▶ Requirement:
Copy every line of the data that contains the string "value".

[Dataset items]
- - -

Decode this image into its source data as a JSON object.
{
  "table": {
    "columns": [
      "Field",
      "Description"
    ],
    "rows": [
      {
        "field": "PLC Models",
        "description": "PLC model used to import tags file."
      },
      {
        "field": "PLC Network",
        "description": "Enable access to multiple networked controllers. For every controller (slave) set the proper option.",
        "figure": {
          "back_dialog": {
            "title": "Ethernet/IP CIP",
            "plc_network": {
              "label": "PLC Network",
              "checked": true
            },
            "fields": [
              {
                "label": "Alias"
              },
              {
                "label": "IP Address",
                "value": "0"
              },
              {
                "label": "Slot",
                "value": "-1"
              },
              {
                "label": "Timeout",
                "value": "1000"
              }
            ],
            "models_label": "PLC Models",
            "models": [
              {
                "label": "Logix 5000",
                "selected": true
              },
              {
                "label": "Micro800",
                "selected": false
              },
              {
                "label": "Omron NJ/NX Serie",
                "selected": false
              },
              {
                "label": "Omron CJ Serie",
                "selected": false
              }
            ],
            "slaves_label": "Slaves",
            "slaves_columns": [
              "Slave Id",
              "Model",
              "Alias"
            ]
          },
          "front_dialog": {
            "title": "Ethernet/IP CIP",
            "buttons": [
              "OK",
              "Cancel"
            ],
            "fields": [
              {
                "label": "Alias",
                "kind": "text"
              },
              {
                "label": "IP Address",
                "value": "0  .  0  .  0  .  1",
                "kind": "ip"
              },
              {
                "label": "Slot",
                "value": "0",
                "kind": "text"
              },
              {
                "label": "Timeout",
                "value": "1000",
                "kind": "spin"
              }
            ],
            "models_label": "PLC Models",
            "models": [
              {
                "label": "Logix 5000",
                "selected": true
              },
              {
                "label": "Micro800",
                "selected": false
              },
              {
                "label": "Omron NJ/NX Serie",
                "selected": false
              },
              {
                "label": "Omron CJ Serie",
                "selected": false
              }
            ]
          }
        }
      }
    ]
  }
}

- - -

▶ Task solution:
                "value": "0"
                "value": "-1"
                "value": "1000"
                "value": "0  .  0  .  0  .  1",
                "value": "0",
                "value": "1000",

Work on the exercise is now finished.